** Directions for this task **
In total, how many lines of the data contain the word "with"? Only that number is wanted.

** Extracted information **

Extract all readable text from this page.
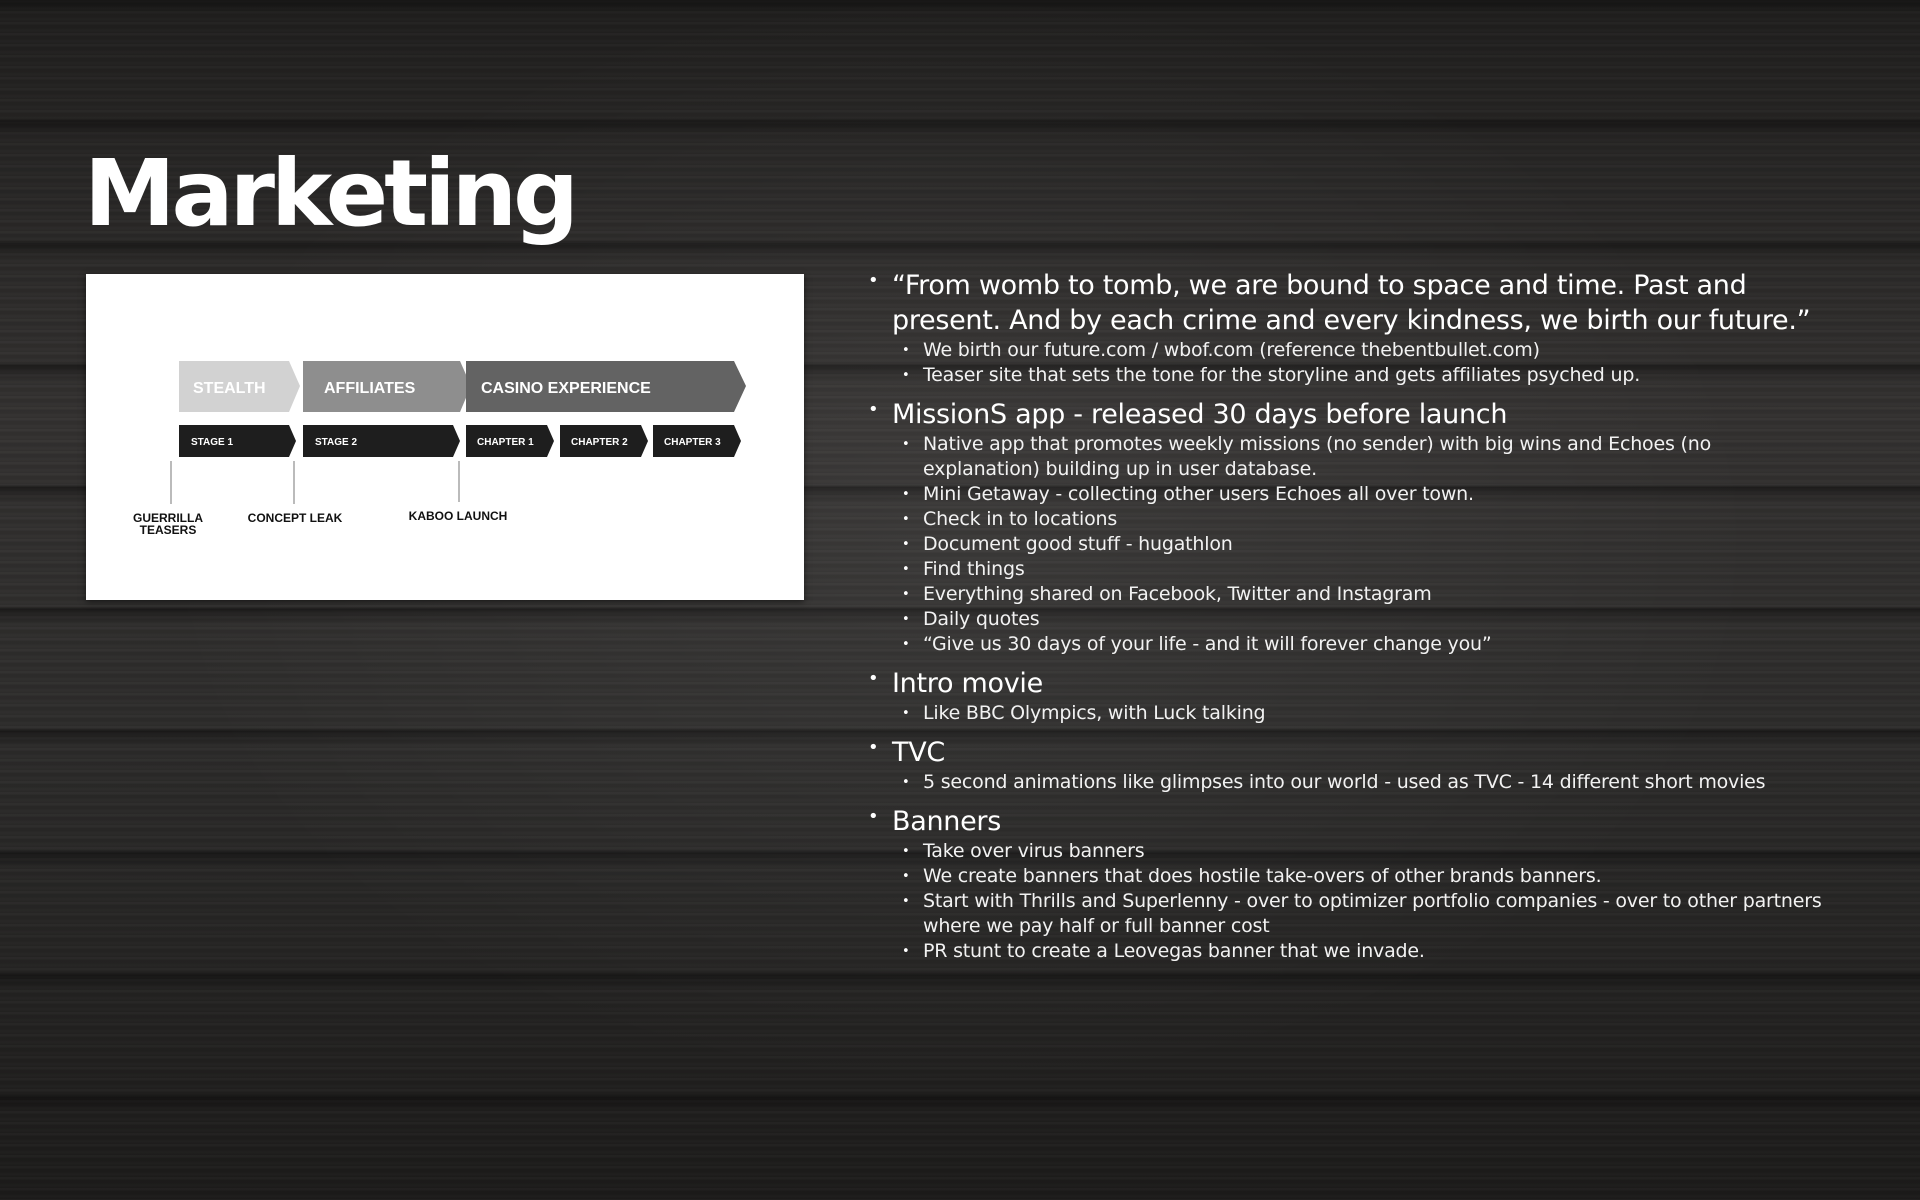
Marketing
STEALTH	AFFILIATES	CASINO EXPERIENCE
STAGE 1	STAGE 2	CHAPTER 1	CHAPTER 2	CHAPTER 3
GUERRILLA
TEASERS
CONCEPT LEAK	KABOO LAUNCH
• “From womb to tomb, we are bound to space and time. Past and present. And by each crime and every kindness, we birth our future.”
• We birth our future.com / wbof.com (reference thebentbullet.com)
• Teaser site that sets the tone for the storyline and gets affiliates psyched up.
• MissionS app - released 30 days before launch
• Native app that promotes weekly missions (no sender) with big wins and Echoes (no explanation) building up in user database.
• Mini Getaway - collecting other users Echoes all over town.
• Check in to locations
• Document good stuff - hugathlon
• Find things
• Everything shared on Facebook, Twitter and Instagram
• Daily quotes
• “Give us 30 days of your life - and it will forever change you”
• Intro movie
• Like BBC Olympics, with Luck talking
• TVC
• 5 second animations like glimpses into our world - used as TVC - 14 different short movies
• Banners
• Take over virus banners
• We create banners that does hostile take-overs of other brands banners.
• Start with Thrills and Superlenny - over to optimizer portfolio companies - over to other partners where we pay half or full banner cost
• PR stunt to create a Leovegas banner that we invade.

** Your response **
3